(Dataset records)
----

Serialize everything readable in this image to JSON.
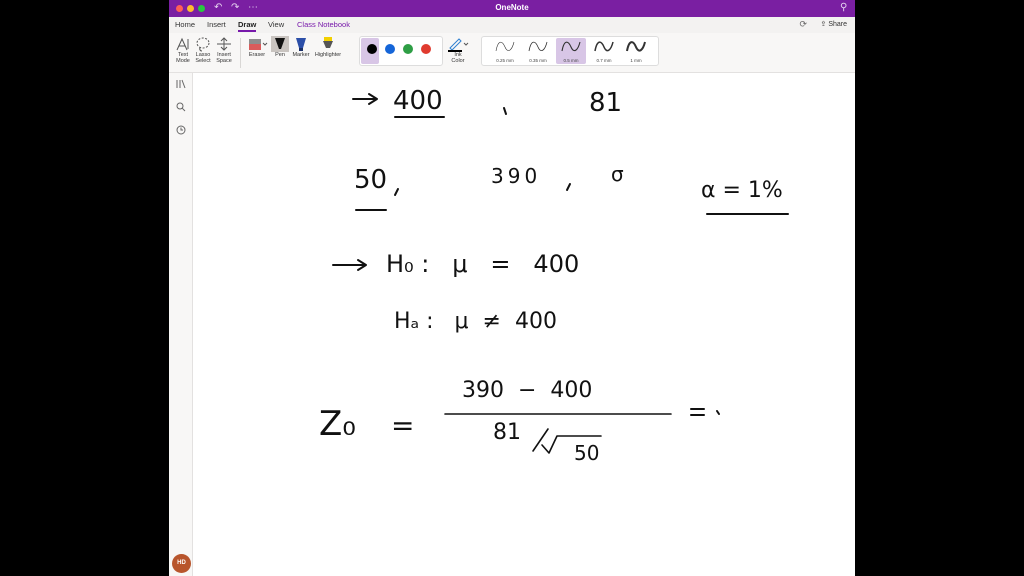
{
  "app": {
    "title": "OneNote",
    "tabs": [
      {
        "label": "Home"
      },
      {
        "label": "Insert"
      },
      {
        "label": "Draw"
      },
      {
        "label": "View"
      },
      {
        "label": "Class Notebook"
      }
    ],
    "share_label": "Share",
    "user_initials": "HD"
  },
  "ribbon": {
    "tools": [
      {
        "label_1": "Text",
        "label_2": "Mode"
      },
      {
        "label_1": "Lasso",
        "label_2": "Select"
      },
      {
        "label_1": "Insert",
        "label_2": "Space"
      }
    ],
    "eraser_label": "Eraser",
    "pen_label": "Pen",
    "marker_label": "Marker",
    "highlighter_label": "Highlighter",
    "colors": [
      "#000000",
      "#1565d8",
      "#2e9e45",
      "#e03b2f"
    ],
    "ink_color_label_1": "Ink",
    "ink_color_label_2": "Color",
    "strokes": [
      {
        "label": "0.25 mm"
      },
      {
        "label": "0.35 mm"
      },
      {
        "label": "0.5 mm"
      },
      {
        "label": "0.7 mm"
      },
      {
        "label": "1 mm"
      }
    ]
  },
  "note": {
    "line1_value1": "400",
    "line1_value2": "81",
    "line2_n": "50",
    "line2_xbar": "390",
    "line2_sigma": "σ",
    "alpha": "α = 1%",
    "h0": "H₀ :   μ   =   400",
    "ha": "Hₐ :   μ  ≠  400",
    "z0_label": "Z₀",
    "numerator": "390  −  400",
    "den_sigma": "81",
    "den_sqrt_n": "50"
  }
}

----

_Exercise_
Repeat the listing verbatim. Skip the pictures.

_The reply_
Serialize everything readable in this image to JSON.
{
  "app": {
    "title": "OneNote",
    "tabs": [
      {
        "label": "Home"
      },
      {
        "label": "Insert"
      },
      {
        "label": "Draw"
      },
      {
        "label": "View"
      },
      {
        "label": "Class Notebook"
      }
    ],
    "share_label": "Share",
    "user_initials": "HD"
  },
  "ribbon": {
    "tools": [
      {
        "label_1": "Text",
        "label_2": "Mode"
      },
      {
        "label_1": "Lasso",
        "label_2": "Select"
      },
      {
        "label_1": "Insert",
        "label_2": "Space"
      }
    ],
    "eraser_label": "Eraser",
    "pen_label": "Pen",
    "marker_label": "Marker",
    "highlighter_label": "Highlighter",
    "colors": [
      "#000000",
      "#1565d8",
      "#2e9e45",
      "#e03b2f"
    ],
    "ink_color_label_1": "Ink",
    "ink_color_label_2": "Color",
    "strokes": [
      {
        "label": "0.25 mm"
      },
      {
        "label": "0.35 mm"
      },
      {
        "label": "0.5 mm"
      },
      {
        "label": "0.7 mm"
      },
      {
        "label": "1 mm"
      }
    ]
  },
  "note": {
    "line1_value1": "400",
    "line1_value2": "81",
    "line2_n": "50",
    "line2_xbar": "390",
    "line2_sigma": "σ",
    "alpha": "α = 1%",
    "h0": "H₀ :   μ   =   400",
    "ha": "Hₐ :   μ  ≠  400",
    "z0_label": "Z₀",
    "numerator": "390  −  400",
    "den_sigma": "81",
    "den_sqrt_n": "50"
  }
}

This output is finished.